__Exercise aim__:
Take each line containing the word "тализации" and copy it.

## BEGIN Given records

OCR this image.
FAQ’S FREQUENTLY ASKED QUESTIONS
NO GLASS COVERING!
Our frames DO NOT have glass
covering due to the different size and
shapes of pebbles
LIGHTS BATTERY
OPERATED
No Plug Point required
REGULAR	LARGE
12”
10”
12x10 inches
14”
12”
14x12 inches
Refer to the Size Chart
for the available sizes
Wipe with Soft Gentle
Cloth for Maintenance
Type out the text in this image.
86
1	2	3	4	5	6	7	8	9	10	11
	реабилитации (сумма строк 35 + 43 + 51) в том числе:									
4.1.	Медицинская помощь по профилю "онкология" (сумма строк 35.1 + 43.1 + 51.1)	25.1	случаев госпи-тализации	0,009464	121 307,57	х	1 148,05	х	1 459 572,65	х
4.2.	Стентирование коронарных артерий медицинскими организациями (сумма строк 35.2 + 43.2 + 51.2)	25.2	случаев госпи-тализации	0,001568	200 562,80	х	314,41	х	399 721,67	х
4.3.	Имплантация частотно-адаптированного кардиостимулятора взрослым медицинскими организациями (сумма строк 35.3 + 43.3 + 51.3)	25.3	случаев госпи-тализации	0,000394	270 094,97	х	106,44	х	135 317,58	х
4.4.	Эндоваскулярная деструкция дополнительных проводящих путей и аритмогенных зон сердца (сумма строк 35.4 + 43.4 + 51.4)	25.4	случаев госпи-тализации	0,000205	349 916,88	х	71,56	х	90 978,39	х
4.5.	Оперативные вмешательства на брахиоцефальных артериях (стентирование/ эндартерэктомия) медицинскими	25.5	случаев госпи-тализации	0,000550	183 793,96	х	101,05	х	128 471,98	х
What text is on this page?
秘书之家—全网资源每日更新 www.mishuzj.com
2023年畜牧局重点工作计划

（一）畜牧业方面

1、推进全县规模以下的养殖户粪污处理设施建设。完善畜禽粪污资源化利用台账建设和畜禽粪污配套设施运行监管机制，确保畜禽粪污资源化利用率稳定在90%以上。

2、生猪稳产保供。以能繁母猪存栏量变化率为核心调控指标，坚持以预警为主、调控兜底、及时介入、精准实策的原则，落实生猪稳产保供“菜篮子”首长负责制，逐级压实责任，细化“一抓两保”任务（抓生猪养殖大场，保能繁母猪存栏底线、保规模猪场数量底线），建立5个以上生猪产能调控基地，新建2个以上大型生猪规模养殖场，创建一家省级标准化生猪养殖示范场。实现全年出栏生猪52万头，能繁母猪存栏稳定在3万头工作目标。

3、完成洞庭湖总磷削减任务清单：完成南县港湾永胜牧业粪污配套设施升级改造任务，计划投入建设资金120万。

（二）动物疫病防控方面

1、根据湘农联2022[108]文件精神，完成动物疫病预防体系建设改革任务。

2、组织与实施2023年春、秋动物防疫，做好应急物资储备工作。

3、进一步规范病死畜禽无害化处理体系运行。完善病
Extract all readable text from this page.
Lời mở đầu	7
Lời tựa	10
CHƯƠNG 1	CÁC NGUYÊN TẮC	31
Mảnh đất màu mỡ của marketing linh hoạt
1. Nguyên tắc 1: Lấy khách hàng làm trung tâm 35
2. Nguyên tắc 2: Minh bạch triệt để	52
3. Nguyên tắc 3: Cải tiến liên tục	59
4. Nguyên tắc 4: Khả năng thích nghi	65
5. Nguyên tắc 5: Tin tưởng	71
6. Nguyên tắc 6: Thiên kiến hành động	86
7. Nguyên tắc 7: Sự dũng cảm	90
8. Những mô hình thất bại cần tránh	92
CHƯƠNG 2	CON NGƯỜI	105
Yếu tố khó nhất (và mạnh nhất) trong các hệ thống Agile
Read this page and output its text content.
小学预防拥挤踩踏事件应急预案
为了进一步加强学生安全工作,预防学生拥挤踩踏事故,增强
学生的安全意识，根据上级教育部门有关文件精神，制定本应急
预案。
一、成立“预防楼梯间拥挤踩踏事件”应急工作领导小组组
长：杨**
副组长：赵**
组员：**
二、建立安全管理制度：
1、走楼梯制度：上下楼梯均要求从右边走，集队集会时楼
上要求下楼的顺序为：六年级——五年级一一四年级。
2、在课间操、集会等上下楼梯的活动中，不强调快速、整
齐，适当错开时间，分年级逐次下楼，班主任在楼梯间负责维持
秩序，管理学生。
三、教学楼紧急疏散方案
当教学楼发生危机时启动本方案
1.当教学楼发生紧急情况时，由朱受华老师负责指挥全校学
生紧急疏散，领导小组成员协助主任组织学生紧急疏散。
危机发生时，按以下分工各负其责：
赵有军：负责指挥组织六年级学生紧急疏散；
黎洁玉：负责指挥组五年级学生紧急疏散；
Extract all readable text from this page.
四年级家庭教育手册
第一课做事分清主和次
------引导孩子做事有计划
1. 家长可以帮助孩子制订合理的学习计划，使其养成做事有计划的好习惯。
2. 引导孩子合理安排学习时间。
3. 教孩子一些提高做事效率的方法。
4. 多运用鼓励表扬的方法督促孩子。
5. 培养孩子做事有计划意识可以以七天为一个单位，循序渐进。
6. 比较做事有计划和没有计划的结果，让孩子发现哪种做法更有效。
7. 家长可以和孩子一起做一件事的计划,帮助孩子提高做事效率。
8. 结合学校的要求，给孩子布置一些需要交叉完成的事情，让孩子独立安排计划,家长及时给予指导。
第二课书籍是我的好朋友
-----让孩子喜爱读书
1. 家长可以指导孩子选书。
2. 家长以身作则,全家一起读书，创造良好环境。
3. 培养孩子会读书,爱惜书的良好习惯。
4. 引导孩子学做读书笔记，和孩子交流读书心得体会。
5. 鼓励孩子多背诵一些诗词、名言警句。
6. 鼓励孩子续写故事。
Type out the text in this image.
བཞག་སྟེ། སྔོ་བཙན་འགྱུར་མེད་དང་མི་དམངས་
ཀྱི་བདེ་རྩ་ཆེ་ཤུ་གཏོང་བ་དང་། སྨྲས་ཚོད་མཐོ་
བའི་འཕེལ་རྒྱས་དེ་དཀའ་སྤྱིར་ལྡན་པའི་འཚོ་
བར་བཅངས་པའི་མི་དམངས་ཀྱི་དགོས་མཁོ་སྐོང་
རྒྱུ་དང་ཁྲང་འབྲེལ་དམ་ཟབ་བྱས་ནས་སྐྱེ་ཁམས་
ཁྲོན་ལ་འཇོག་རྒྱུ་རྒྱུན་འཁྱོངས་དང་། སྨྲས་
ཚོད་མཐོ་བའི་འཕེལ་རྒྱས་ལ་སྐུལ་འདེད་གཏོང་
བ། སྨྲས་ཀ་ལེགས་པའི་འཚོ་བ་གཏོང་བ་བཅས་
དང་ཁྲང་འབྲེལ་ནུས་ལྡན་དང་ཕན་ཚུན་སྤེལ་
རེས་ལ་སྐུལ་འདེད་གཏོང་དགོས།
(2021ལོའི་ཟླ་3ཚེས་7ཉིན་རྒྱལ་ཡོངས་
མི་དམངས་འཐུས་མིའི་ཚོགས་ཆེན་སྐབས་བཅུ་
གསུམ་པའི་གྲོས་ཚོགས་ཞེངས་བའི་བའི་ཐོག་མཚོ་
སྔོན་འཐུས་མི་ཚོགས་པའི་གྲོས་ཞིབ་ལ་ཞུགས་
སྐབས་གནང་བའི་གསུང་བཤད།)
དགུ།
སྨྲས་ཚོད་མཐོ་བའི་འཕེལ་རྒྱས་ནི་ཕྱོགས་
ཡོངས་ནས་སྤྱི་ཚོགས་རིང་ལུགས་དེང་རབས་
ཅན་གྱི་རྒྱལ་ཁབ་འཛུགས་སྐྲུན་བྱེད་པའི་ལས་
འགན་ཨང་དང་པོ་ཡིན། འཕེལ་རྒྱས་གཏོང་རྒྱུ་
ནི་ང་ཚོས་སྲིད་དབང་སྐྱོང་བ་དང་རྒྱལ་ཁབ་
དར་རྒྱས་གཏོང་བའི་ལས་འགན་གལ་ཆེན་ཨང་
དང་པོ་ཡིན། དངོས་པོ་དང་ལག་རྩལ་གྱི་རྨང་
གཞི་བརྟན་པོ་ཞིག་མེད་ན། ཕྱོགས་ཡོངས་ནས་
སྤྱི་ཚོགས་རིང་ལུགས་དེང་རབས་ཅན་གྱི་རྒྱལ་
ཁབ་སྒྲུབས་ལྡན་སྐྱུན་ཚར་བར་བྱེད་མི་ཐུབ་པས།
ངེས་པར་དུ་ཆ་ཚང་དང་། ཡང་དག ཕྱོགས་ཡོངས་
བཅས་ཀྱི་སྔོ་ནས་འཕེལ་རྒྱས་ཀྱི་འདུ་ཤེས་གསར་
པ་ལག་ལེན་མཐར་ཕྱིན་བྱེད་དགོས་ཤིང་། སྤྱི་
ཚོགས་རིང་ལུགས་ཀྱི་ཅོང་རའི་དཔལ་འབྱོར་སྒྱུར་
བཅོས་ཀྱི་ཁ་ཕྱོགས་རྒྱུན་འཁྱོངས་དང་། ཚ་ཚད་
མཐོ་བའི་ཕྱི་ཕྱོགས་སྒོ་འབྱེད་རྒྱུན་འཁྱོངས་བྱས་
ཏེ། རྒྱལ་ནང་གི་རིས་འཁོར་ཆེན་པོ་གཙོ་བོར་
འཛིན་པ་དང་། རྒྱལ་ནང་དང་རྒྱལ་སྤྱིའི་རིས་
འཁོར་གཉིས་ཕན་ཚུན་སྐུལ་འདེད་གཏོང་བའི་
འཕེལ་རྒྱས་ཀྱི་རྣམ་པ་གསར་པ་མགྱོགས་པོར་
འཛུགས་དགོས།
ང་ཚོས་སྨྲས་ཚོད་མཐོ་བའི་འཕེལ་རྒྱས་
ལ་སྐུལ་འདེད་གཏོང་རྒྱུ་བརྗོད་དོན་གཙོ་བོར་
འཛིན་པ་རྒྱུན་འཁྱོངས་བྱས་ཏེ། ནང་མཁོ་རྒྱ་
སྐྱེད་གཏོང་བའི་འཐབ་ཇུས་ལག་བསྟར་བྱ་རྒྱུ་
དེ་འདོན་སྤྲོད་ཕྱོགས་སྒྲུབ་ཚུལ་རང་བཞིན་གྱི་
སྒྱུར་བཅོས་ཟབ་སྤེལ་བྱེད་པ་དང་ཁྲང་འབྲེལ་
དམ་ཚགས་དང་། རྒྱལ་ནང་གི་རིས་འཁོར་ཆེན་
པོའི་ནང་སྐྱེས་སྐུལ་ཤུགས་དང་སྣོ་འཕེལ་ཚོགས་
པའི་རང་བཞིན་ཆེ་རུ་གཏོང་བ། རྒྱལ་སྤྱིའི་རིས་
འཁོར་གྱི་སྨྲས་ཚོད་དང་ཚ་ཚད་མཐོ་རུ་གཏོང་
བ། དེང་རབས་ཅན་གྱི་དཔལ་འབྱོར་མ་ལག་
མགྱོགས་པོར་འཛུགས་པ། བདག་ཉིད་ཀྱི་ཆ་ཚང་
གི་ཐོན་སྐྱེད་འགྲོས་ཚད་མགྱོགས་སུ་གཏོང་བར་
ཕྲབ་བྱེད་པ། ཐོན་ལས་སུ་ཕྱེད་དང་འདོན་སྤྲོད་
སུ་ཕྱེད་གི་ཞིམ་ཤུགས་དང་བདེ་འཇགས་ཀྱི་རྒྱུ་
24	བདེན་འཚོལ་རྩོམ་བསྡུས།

## END Given records

__Result__:
4.1.	Медицинская помощь по профилю "онкология" (сумма строк 35.1 + 43.1 + 51.1)	25.1	случаев госпи-тализации	0,009464	121 307,57	х	1 148,05	х	1 459 572,65	х
4.2.	Стентирование коронарных артерий медицинскими организациями (сумма строк 35.2 + 43.2 + 51.2)	25.2	случаев госпи-тализации	0,001568	200 562,80	х	314,41	х	399 721,67	х
4.3.	Имплантация частотно-адаптированного кардиостимулятора взрослым медицинскими организациями (сумма строк 35.3 + 43.3 + 51.3)	25.3	случаев госпи-тализации	0,000394	270 094,97	х	106,44	х	135 317,58	х
4.4.	Эндоваскулярная деструкция дополнительных проводящих путей и аритмогенных зон сердца (сумма строк 35.4 + 43.4 + 51.4)	25.4	случаев госпи-тализации	0,000205	349 916,88	х	71,56	х	90 978,39	х
4.5.	Оперативные вмешательства на брахиоцефальных артериях (стентирование/ эндартерэктомия) медицинскими	25.5	случаев госпи-тализации	0,000550	183 793,96	х	101,05	х	128 471,98	х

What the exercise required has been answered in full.